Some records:
+ + + + +
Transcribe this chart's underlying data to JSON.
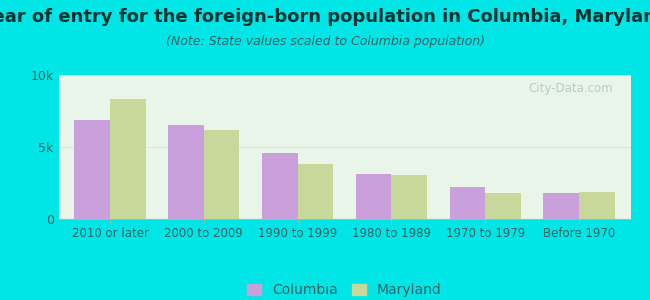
{
  "title": "Year of entry for the foreign-born population in Columbia, Maryland",
  "subtitle": "(Note: State values scaled to Columbia population)",
  "categories": [
    "2010 or later",
    "2000 to 2009",
    "1990 to 1999",
    "1980 to 1989",
    "1970 to 1979",
    "Before 1970"
  ],
  "columbia_values": [
    6900,
    6500,
    4600,
    3100,
    2200,
    1800
  ],
  "maryland_values": [
    8300,
    6200,
    3800,
    3050,
    1800,
    1900
  ],
  "columbia_color": "#c9a0dc",
  "maryland_color": "#c8d89a",
  "bg_outer": "#00e5e5",
  "ylim": [
    0,
    10000
  ],
  "ytick_labels": [
    "0",
    "5k",
    "10k"
  ],
  "grid_color": "#d8e8d8",
  "bar_width": 0.38,
  "legend_labels": [
    "Columbia",
    "Maryland"
  ],
  "title_fontsize": 13,
  "subtitle_fontsize": 9,
  "axis_fontsize": 9,
  "legend_fontsize": 10,
  "title_color": "#003333",
  "subtitle_color": "#336666",
  "tick_color": "#336666",
  "watermark_color": "#b0c8c8"
}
+ + + + +
▶ [TASK INSTRUCTIONS]:
The data above needs to be retyped exactly, with the images left out.

▶ [WRITTEN SOLUTION]:
Transcribe this chart's underlying data to JSON.
{
  "title": "Year of entry for the foreign-born population in Columbia, Maryland",
  "subtitle": "(Note: State values scaled to Columbia population)",
  "categories": [
    "2010 or later",
    "2000 to 2009",
    "1990 to 1999",
    "1980 to 1989",
    "1970 to 1979",
    "Before 1970"
  ],
  "columbia_values": [
    6900,
    6500,
    4600,
    3100,
    2200,
    1800
  ],
  "maryland_values": [
    8300,
    6200,
    3800,
    3050,
    1800,
    1900
  ],
  "columbia_color": "#c9a0dc",
  "maryland_color": "#c8d89a",
  "bg_outer": "#00e5e5",
  "ylim": [
    0,
    10000
  ],
  "ytick_labels": [
    "0",
    "5k",
    "10k"
  ],
  "grid_color": "#d8e8d8",
  "bar_width": 0.38,
  "legend_labels": [
    "Columbia",
    "Maryland"
  ],
  "title_fontsize": 13,
  "subtitle_fontsize": 9,
  "axis_fontsize": 9,
  "legend_fontsize": 10,
  "title_color": "#003333",
  "subtitle_color": "#336666",
  "tick_color": "#336666",
  "watermark_color": "#b0c8c8"
}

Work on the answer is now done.